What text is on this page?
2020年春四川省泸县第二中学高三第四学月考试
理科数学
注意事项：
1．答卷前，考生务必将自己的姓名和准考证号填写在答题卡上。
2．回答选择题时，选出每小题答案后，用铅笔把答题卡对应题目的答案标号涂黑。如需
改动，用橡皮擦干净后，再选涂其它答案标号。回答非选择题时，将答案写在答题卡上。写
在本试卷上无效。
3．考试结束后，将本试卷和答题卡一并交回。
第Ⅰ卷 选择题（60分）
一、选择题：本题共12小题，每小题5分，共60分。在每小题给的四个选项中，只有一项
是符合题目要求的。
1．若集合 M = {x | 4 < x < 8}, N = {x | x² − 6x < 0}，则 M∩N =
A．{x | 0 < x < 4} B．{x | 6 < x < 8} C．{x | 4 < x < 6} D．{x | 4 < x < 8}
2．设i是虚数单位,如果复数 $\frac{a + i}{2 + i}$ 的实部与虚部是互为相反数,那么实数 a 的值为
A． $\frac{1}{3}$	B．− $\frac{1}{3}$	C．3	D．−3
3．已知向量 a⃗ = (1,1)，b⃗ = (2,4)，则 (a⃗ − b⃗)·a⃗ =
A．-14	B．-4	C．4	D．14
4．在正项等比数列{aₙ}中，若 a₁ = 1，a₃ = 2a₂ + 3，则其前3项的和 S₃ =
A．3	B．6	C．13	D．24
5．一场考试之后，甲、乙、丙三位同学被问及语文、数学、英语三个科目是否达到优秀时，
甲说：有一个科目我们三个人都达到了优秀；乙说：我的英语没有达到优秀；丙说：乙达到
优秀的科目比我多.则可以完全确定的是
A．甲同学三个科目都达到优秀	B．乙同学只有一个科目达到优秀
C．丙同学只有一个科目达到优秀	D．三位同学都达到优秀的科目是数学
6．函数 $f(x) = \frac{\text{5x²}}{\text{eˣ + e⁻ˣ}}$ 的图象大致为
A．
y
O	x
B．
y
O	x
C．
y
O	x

◆ ◆ ◆ ◆

→ **Goal**
Extract every record. Keep wording exact.

→ **The solution**
What text is on this page?
2020年春四川省泸县第二中学高三第四学月考试
理科数学
注意事项：
1．答卷前，考生务必将自己的姓名和准考证号填写在答题卡上。
2．回答选择题时，选出每小题答案后，用铅笔把答题卡对应题目的答案标号涂黑。如需
改动，用橡皮擦干净后，再选涂其它答案标号。回答非选择题时，将答案写在答题卡上。写
在本试卷上无效。
3．考试结束后，将本试卷和答题卡一并交回。
第Ⅰ卷 选择题（60分）
一、选择题：本题共12小题，每小题5分，共60分。在每小题给的四个选项中，只有一项
是符合题目要求的。
1．若集合 M = {x | 4 < x < 8}, N = {x | x² − 6x < 0}，则 M∩N =
A．{x | 0 < x < 4} B．{x | 6 < x < 8} C．{x | 4 < x < 6} D．{x | 4 < x < 8}
2．设i是虚数单位,如果复数 $\frac{a + i}{2 + i}$ 的实部与虚部是互为相反数,那么实数 a 的值为
A． $\frac{1}{3}$	B．− $\frac{1}{3}$	C．3	D．−3
3．已知向量 a⃗ = (1,1)，b⃗ = (2,4)，则 (a⃗ − b⃗)·a⃗ =
A．-14	B．-4	C．4	D．14
4．在正项等比数列{aₙ}中，若 a₁ = 1，a₃ = 2a₂ + 3，则其前3项的和 S₃ =
A．3	B．6	C．13	D．24
5．一场考试之后，甲、乙、丙三位同学被问及语文、数学、英语三个科目是否达到优秀时，
甲说：有一个科目我们三个人都达到了优秀；乙说：我的英语没有达到优秀；丙说：乙达到
优秀的科目比我多.则可以完全确定的是
A．甲同学三个科目都达到优秀	B．乙同学只有一个科目达到优秀
C．丙同学只有一个科目达到优秀	D．三位同学都达到优秀的科目是数学
6．函数 $f(x) = \frac{\text{5x²}}{\text{eˣ + e⁻ˣ}}$ 的图象大致为
A．
y
O	x
B．
y
O	x
C．
y
O	x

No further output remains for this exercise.